**Dataset listings of figures**:
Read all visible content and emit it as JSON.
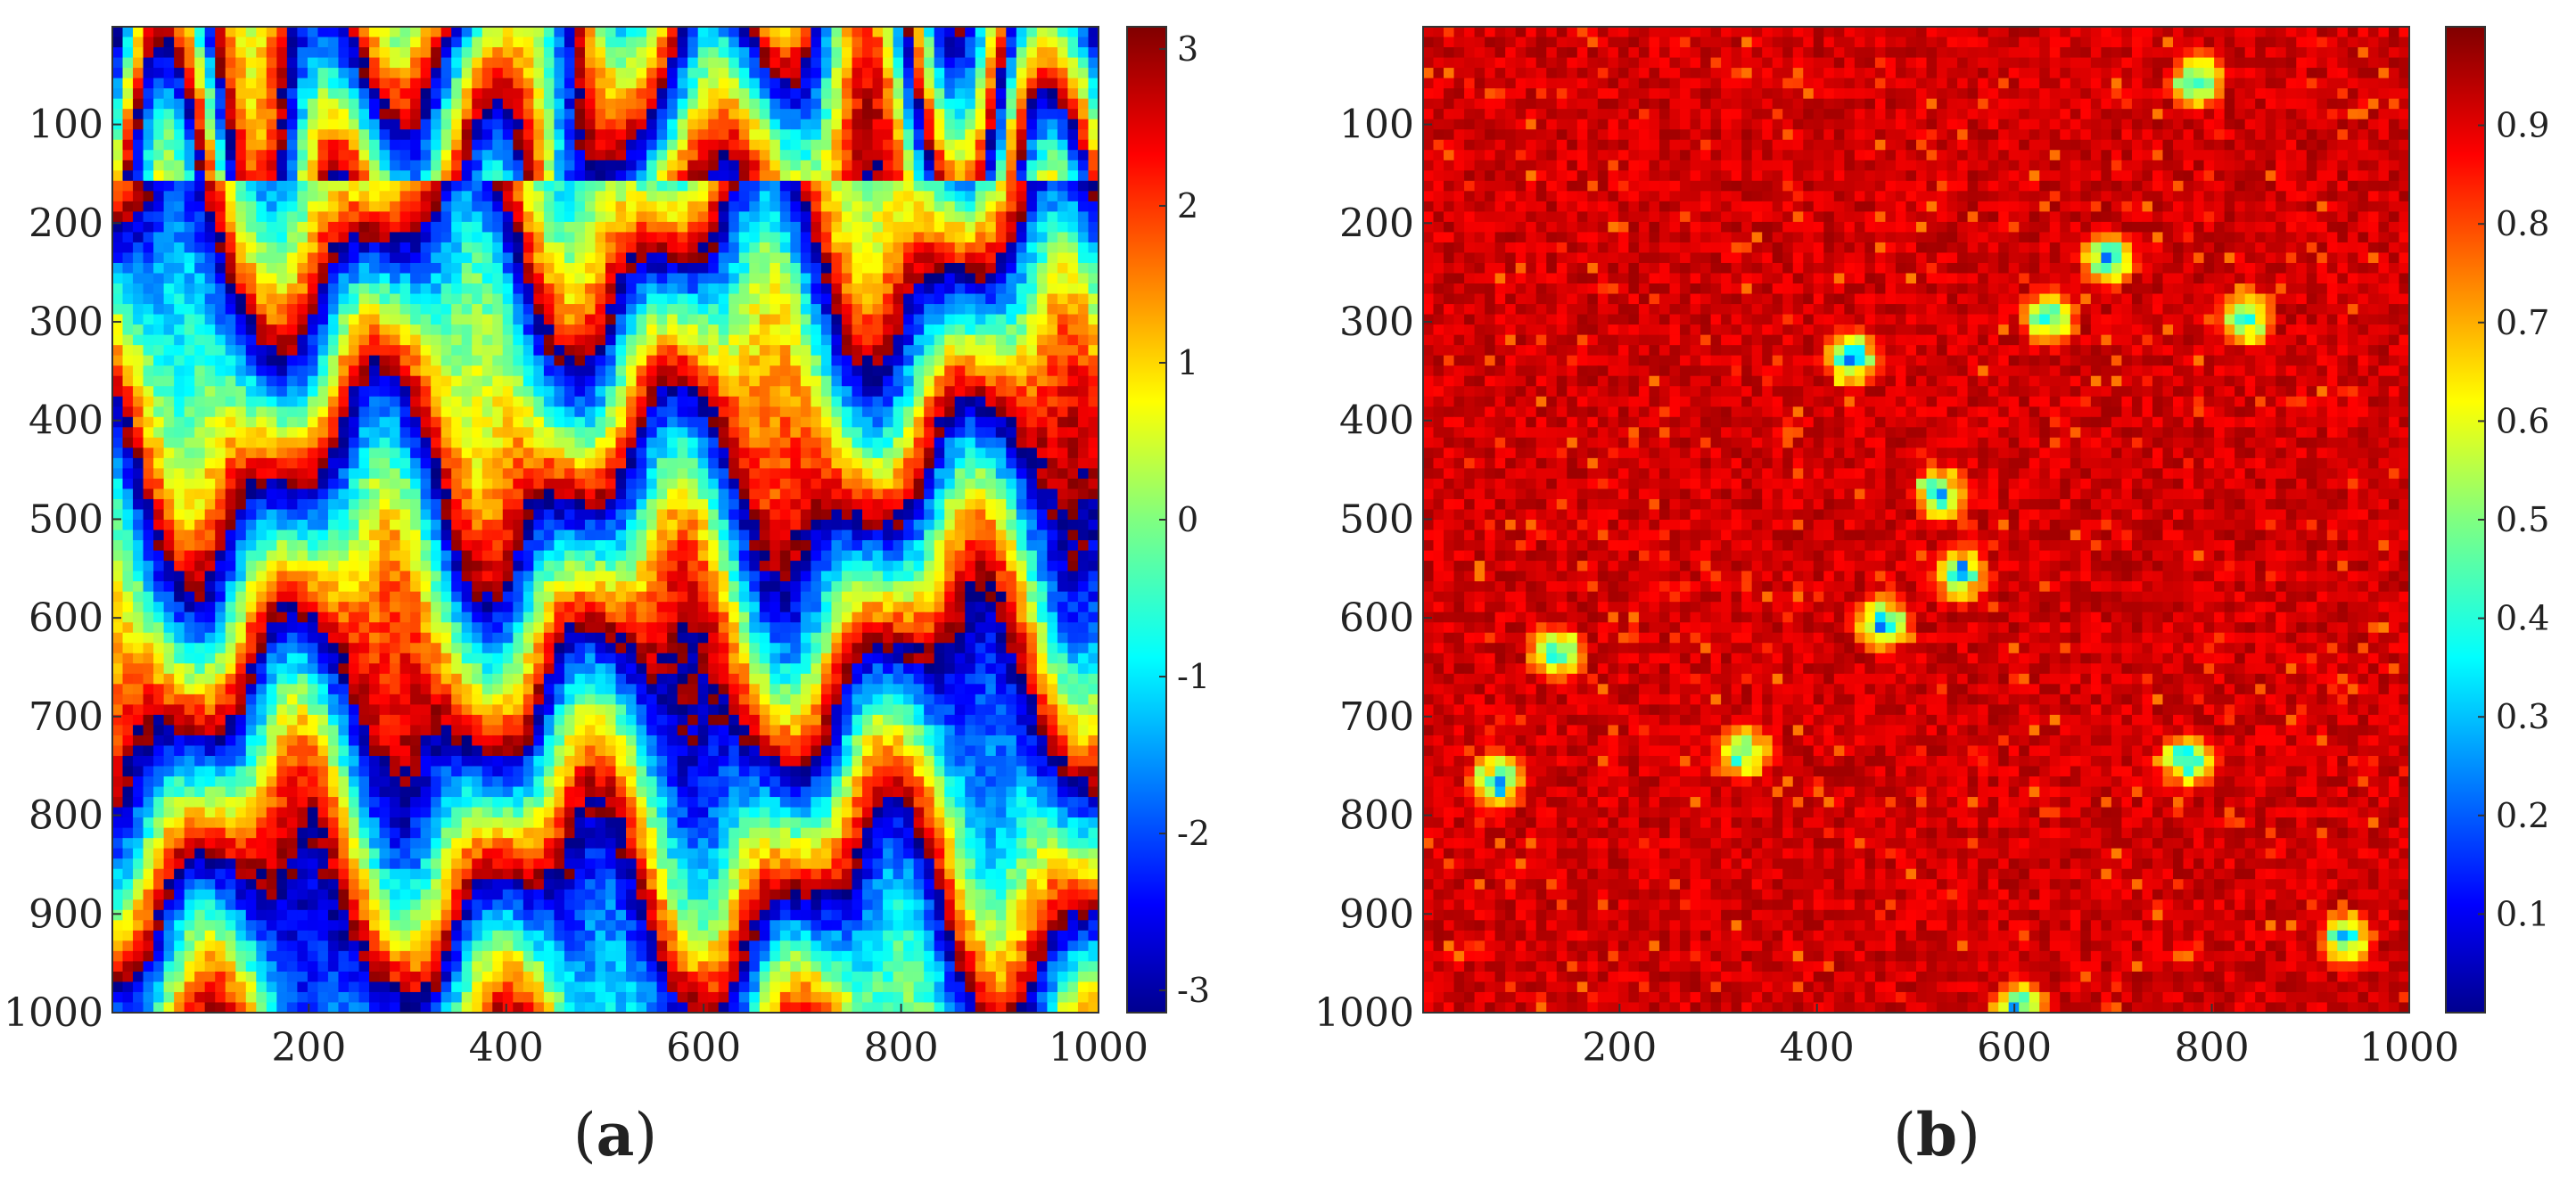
{
  "chart_data": [
    {
      "type": "heatmap",
      "panel_label": "a",
      "grid_size": [
        1000,
        1000
      ],
      "xlim": [
        1,
        1000
      ],
      "ylim": [
        1,
        1000
      ],
      "y_reversed": true,
      "xticks": [
        200,
        400,
        600,
        800,
        1000
      ],
      "yticks": [
        100,
        200,
        300,
        400,
        500,
        600,
        700,
        800,
        900,
        1000
      ],
      "colormap": "jet",
      "color_range": [
        -3.14159,
        3.14159
      ],
      "colorbar_ticks": [
        3,
        2,
        1,
        0,
        -1,
        -2,
        -3
      ],
      "pattern": "wrapped-phase fringes"
    },
    {
      "type": "heatmap",
      "panel_label": "b",
      "grid_size": [
        1000,
        1000
      ],
      "xlim": [
        1,
        1000
      ],
      "ylim": [
        1,
        1000
      ],
      "y_reversed": true,
      "xticks": [
        200,
        400,
        600,
        800,
        1000
      ],
      "yticks": [
        100,
        200,
        300,
        400,
        500,
        600,
        700,
        800,
        900,
        1000
      ],
      "colormap": "jet",
      "color_range": [
        0,
        1
      ],
      "colorbar_ticks": [
        0.9,
        0.8,
        0.7,
        0.6,
        0.5,
        0.4,
        0.3,
        0.2,
        0.1
      ],
      "pattern": "coherence map, mostly high with low-value patches"
    }
  ]
}
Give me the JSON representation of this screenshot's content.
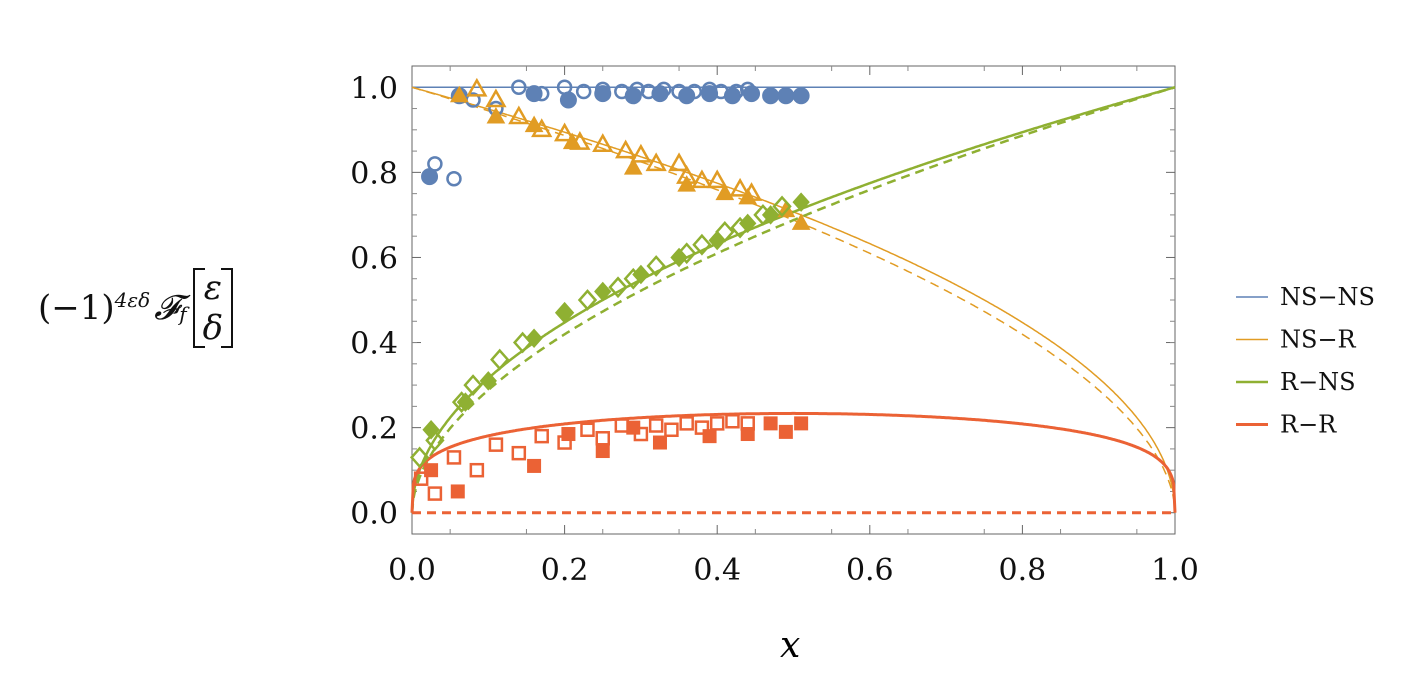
{
  "chart_data": {
    "type": "scatter",
    "title": "",
    "xlabel": "x",
    "ylabel": {
      "prefix": "(−1)",
      "exponent": "4εδ",
      "func": "𝓕",
      "sub": "f",
      "top": "ε",
      "bottom": "δ"
    },
    "xlim": [
      0,
      1
    ],
    "ylim": [
      -0.05,
      1.05
    ],
    "xticks": [
      "0.0",
      "0.2",
      "0.4",
      "0.6",
      "0.8",
      "1.0"
    ],
    "yticks": [
      "0.0",
      "0.2",
      "0.4",
      "0.6",
      "0.8",
      "1.0"
    ],
    "legend_position": "right",
    "series": [
      {
        "name": "NS−NS",
        "color": "#5E81B5",
        "width": 1.5,
        "curve": "nsns",
        "filled_marker": "circle",
        "filled": [
          [
            0.023,
            0.79
          ],
          [
            0.062,
            0.98
          ],
          [
            0.16,
            0.985
          ],
          [
            0.205,
            0.97
          ],
          [
            0.25,
            0.985
          ],
          [
            0.29,
            0.98
          ],
          [
            0.325,
            0.985
          ],
          [
            0.36,
            0.98
          ],
          [
            0.39,
            0.985
          ],
          [
            0.42,
            0.98
          ],
          [
            0.445,
            0.985
          ],
          [
            0.47,
            0.98
          ],
          [
            0.49,
            0.98
          ],
          [
            0.51,
            0.98
          ]
        ],
        "open": [
          [
            0.03,
            0.82
          ],
          [
            0.055,
            0.785
          ],
          [
            0.08,
            0.97
          ],
          [
            0.11,
            0.95
          ],
          [
            0.14,
            1.0
          ],
          [
            0.17,
            0.985
          ],
          [
            0.2,
            1.0
          ],
          [
            0.225,
            0.99
          ],
          [
            0.25,
            0.995
          ],
          [
            0.275,
            0.99
          ],
          [
            0.295,
            0.995
          ],
          [
            0.31,
            0.99
          ],
          [
            0.33,
            0.995
          ],
          [
            0.35,
            0.99
          ],
          [
            0.37,
            0.99
          ],
          [
            0.39,
            0.995
          ],
          [
            0.405,
            0.99
          ],
          [
            0.425,
            0.99
          ],
          [
            0.44,
            0.995
          ]
        ]
      },
      {
        "name": "NS−R",
        "color": "#E19C24",
        "width": 1.5,
        "curve": "nsr",
        "filled_marker": "triangle",
        "filled": [
          [
            0.062,
            0.98
          ],
          [
            0.11,
            0.93
          ],
          [
            0.16,
            0.91
          ],
          [
            0.21,
            0.87
          ],
          [
            0.29,
            0.81
          ],
          [
            0.36,
            0.77
          ],
          [
            0.41,
            0.75
          ],
          [
            0.44,
            0.74
          ],
          [
            0.49,
            0.71
          ],
          [
            0.51,
            0.68
          ]
        ],
        "open": [
          [
            0.085,
            0.995
          ],
          [
            0.11,
            0.97
          ],
          [
            0.14,
            0.93
          ],
          [
            0.17,
            0.9
          ],
          [
            0.2,
            0.89
          ],
          [
            0.22,
            0.87
          ],
          [
            0.25,
            0.865
          ],
          [
            0.28,
            0.85
          ],
          [
            0.3,
            0.84
          ],
          [
            0.32,
            0.82
          ],
          [
            0.35,
            0.82
          ],
          [
            0.36,
            0.79
          ],
          [
            0.38,
            0.78
          ],
          [
            0.4,
            0.78
          ],
          [
            0.43,
            0.76
          ],
          [
            0.445,
            0.75
          ]
        ]
      },
      {
        "name": "R−NS",
        "color": "#8FB032",
        "width": 2.5,
        "curve": "rns",
        "filled_marker": "diamond",
        "filled": [
          [
            0.025,
            0.195
          ],
          [
            0.07,
            0.26
          ],
          [
            0.1,
            0.31
          ],
          [
            0.16,
            0.41
          ],
          [
            0.2,
            0.47
          ],
          [
            0.25,
            0.52
          ],
          [
            0.3,
            0.56
          ],
          [
            0.35,
            0.6
          ],
          [
            0.4,
            0.64
          ],
          [
            0.44,
            0.68
          ],
          [
            0.47,
            0.7
          ],
          [
            0.51,
            0.73
          ]
        ],
        "open": [
          [
            0.01,
            0.13
          ],
          [
            0.03,
            0.17
          ],
          [
            0.065,
            0.26
          ],
          [
            0.08,
            0.3
          ],
          [
            0.115,
            0.36
          ],
          [
            0.145,
            0.4
          ],
          [
            0.2,
            0.47
          ],
          [
            0.23,
            0.5
          ],
          [
            0.27,
            0.53
          ],
          [
            0.29,
            0.55
          ],
          [
            0.32,
            0.58
          ],
          [
            0.36,
            0.61
          ],
          [
            0.38,
            0.63
          ],
          [
            0.41,
            0.66
          ],
          [
            0.43,
            0.67
          ],
          [
            0.46,
            0.7
          ],
          [
            0.485,
            0.72
          ]
        ]
      },
      {
        "name": "R−R",
        "color": "#EB6235",
        "width": 3,
        "curve": "rr",
        "filled_marker": "square",
        "filled": [
          [
            0.025,
            0.1
          ],
          [
            0.06,
            0.05
          ],
          [
            0.16,
            0.11
          ],
          [
            0.205,
            0.185
          ],
          [
            0.25,
            0.145
          ],
          [
            0.29,
            0.2
          ],
          [
            0.325,
            0.165
          ],
          [
            0.39,
            0.18
          ],
          [
            0.44,
            0.185
          ],
          [
            0.47,
            0.21
          ],
          [
            0.49,
            0.19
          ],
          [
            0.51,
            0.21
          ]
        ],
        "open": [
          [
            0.012,
            0.08
          ],
          [
            0.03,
            0.045
          ],
          [
            0.055,
            0.13
          ],
          [
            0.085,
            0.1
          ],
          [
            0.11,
            0.16
          ],
          [
            0.14,
            0.14
          ],
          [
            0.17,
            0.18
          ],
          [
            0.2,
            0.165
          ],
          [
            0.23,
            0.195
          ],
          [
            0.25,
            0.175
          ],
          [
            0.275,
            0.205
          ],
          [
            0.3,
            0.185
          ],
          [
            0.32,
            0.205
          ],
          [
            0.34,
            0.195
          ],
          [
            0.36,
            0.21
          ],
          [
            0.38,
            0.2
          ],
          [
            0.4,
            0.21
          ],
          [
            0.42,
            0.215
          ],
          [
            0.44,
            0.21
          ]
        ]
      }
    ]
  }
}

**What to do**:
In the lines above, find each one with "pattern" and list it.

**Result of the task**:
      "pattern": "wrapped-phase fringes"
      "pattern": "coherence map, mostly high with low-value patches"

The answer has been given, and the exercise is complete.